SHORT TASK: Skip the images and return the records below exactly.

____________________

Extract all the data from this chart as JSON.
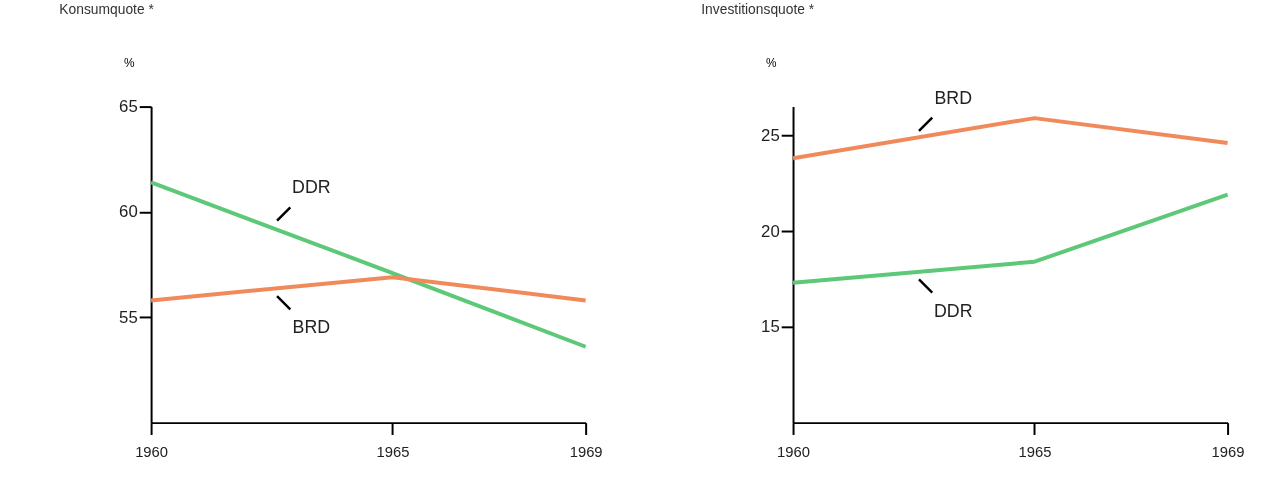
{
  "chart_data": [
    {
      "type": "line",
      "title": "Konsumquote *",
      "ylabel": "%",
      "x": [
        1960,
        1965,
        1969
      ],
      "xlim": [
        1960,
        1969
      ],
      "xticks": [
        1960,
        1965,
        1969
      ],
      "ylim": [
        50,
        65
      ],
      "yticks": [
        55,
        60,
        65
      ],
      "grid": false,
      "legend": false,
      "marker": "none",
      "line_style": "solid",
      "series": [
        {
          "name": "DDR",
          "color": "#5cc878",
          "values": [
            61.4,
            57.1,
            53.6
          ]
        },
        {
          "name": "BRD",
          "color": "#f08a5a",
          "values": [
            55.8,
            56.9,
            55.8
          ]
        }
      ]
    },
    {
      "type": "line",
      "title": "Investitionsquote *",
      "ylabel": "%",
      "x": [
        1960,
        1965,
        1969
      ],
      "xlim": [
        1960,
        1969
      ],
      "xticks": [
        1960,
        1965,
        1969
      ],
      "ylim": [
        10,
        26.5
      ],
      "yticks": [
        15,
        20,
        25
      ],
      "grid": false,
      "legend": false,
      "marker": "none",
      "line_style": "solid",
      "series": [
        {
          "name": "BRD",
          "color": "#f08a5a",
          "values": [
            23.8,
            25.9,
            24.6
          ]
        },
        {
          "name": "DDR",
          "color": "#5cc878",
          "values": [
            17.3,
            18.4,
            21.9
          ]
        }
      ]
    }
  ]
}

____________________

SOLUTION:
Extract all the data from this chart as JSON.
{
  "chart_data": [
    {
      "type": "line",
      "title": "Konsumquote *",
      "ylabel": "%",
      "x": [
        1960,
        1965,
        1969
      ],
      "xlim": [
        1960,
        1969
      ],
      "xticks": [
        1960,
        1965,
        1969
      ],
      "ylim": [
        50,
        65
      ],
      "yticks": [
        55,
        60,
        65
      ],
      "grid": false,
      "legend": false,
      "marker": "none",
      "line_style": "solid",
      "series": [
        {
          "name": "DDR",
          "color": "#5cc878",
          "values": [
            61.4,
            57.1,
            53.6
          ]
        },
        {
          "name": "BRD",
          "color": "#f08a5a",
          "values": [
            55.8,
            56.9,
            55.8
          ]
        }
      ]
    },
    {
      "type": "line",
      "title": "Investitionsquote *",
      "ylabel": "%",
      "x": [
        1960,
        1965,
        1969
      ],
      "xlim": [
        1960,
        1969
      ],
      "xticks": [
        1960,
        1965,
        1969
      ],
      "ylim": [
        10,
        26.5
      ],
      "yticks": [
        15,
        20,
        25
      ],
      "grid": false,
      "legend": false,
      "marker": "none",
      "line_style": "solid",
      "series": [
        {
          "name": "BRD",
          "color": "#f08a5a",
          "values": [
            23.8,
            25.9,
            24.6
          ]
        },
        {
          "name": "DDR",
          "color": "#5cc878",
          "values": [
            17.3,
            18.4,
            21.9
          ]
        }
      ]
    }
  ]
}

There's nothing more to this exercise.